==== Excerto do documento

A outra catedral de Évora.” É uma das frases que salta à vista numa das paredes repletas de objetos, recordações e fotos das pessoas que fizeram a história de 75 anos de um dos nomes mais reconhecíveis do Alentejo. Ou não fosse o Fialho visto como uma das principais sala de visitas da região. “O que vendemos? Cozinha alentejana, ponto”, atiram Helena e Rui Fialho. Atualmente a supervisionarem o funcionamento e o receituário da instituição, são a terceira geração da família cuja história se confunde com a da casa onde nos recebem, sempre na mesma esquina e no mesmo número. Tudo começou com a taberna aberta pelo avô Manuel Fialho em 1945, com o filho Amor Fialho a manter a linhagem enquanto passava cuidadosamente os princípios aos herdeiros. “Nem nós queremos nem os clientes nos deixam mudar os pratos”, contam entre risos.
Tudo assenta “num grande respeito pela matéria-prima e pelos produtos“, contam, sem esconder que sentem “o peso da responsabilidade” de manterem o papel de “guardiões“ da cozinha da região. Entre as empadas de galinha, a sopa de cação ou a perdiz à Convento da Cartuxa, a ementa guarda muitos tesouros e muitos visitantes conhecidos. “Fernando Henrique Cardoso [Presidente do Brasil entre 1995 e 2003] disse que foi a melhor refeição que comeu na vida”, revelam, ao passo que Tony Blair ficou “encantado” quando passou pelo restaurante com a família em visita não oficial. “De esquerda ou de direita, recebemos todos da mesma forma”, garantem. Por isso continuam a ser visitados por clientes de décadas que “trazem os netos” e vão mantendo viva a tradição. “Ficamos na dúvida se nós escolhemos isto ou se isto nos escolheu”, acrescentam. E “um Fialho no Chiado”, por exemplo, não faz sentido porque expandir só serviria para “descaracterizar”.

========
==== Dados brutos

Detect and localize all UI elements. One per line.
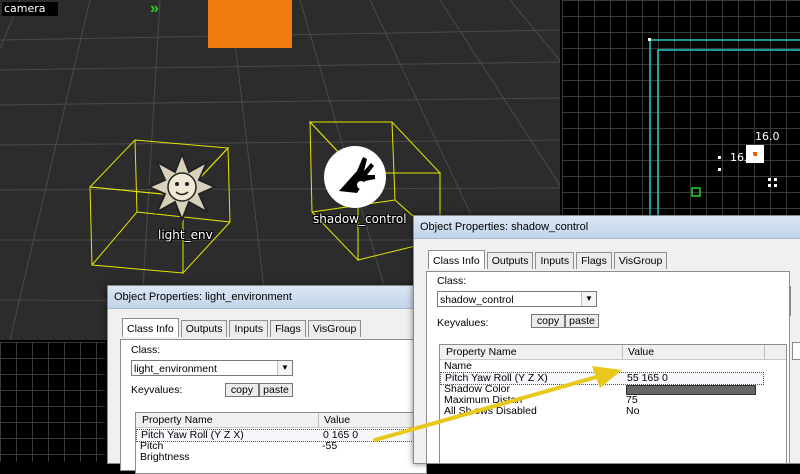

========

- **Tarefas propostas**:
- A) Segundo o texto sobre o restaurante Fialho, em que ano foi aberta a taberna que deu origem à casa?
- B) Prossiga o texto sobre o restaurante Fialho a partir do ponto em que termina.

- **Respostas do exercício**:
- A) Em 1945.

- B)
Apego pela tradição que também está bem patente no trabalho desenvolvido “há 47 anos”, sem parar, por Maria Inácia e Perpétua Fonseca. Mais conhecidas pelo nome artístico de irmãs Flores, a sua porta está sempre aberta em Estremoz para quem as quiser ver a trabalhar e a produzir os famosos bonecos que foram considerados Património Cultural Imaterial da Humanidade. Perpétua foi uma das pessoas que viajaram até ao Japão para lutar pela distinção e recorda “com muita emoção” o momento em que foi atribuída. “Nunca nos passou pela cabeça que alguma coisa assim fosse acontecer”, revelam.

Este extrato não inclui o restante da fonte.